**EXERCISE**.
Can you reproduce, word for word, the stretch of the records from their start through the line containing "- feedback-person-icon: [174, 915, 198, 939]"?
[start RECORD EXCERPTS]
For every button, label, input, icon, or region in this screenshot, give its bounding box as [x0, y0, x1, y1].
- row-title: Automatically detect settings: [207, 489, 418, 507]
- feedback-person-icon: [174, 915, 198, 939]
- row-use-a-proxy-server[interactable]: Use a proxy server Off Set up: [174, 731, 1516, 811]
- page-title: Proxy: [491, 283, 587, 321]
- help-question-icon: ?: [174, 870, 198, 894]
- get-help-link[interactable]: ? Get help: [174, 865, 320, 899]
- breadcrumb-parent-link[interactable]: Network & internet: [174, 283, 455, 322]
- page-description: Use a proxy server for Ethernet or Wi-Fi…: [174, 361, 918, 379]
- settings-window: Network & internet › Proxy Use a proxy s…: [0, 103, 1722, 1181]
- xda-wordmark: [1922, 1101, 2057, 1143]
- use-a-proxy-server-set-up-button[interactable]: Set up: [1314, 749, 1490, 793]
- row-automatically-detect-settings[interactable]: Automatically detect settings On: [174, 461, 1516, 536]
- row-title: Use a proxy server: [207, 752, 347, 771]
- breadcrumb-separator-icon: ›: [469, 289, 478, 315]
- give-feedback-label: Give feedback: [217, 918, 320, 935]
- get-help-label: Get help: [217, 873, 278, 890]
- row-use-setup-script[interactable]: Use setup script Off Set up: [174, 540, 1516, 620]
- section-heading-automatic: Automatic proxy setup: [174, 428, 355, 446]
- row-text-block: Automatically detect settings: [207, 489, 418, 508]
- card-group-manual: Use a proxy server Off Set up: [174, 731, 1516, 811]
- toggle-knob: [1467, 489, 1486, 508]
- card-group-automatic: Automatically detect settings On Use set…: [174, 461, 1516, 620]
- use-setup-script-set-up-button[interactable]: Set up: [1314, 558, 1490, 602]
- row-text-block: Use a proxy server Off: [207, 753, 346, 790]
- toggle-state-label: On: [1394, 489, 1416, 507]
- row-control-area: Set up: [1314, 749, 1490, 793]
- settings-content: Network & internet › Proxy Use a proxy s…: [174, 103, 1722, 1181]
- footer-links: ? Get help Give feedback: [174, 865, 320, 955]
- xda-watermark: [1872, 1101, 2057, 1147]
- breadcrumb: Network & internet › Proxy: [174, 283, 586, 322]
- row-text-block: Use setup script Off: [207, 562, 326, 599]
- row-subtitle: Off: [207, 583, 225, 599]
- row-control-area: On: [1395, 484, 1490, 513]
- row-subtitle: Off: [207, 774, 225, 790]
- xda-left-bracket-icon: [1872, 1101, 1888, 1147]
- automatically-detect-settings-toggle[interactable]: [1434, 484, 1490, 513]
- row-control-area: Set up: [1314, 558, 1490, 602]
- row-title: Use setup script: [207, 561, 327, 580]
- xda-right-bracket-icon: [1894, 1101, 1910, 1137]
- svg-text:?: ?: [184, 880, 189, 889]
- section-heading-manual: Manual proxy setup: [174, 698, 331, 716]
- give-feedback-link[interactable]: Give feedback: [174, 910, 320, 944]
[end RECORD EXCERPTS]
**RESULT FOR THIS TASK**.
For every button, label, input, icon, or region in this screenshot, give its bounding box as [x0, y0, x1, y1].
- row-title: Automatically detect settings: [207, 489, 418, 507]
- feedback-person-icon: [174, 915, 198, 939]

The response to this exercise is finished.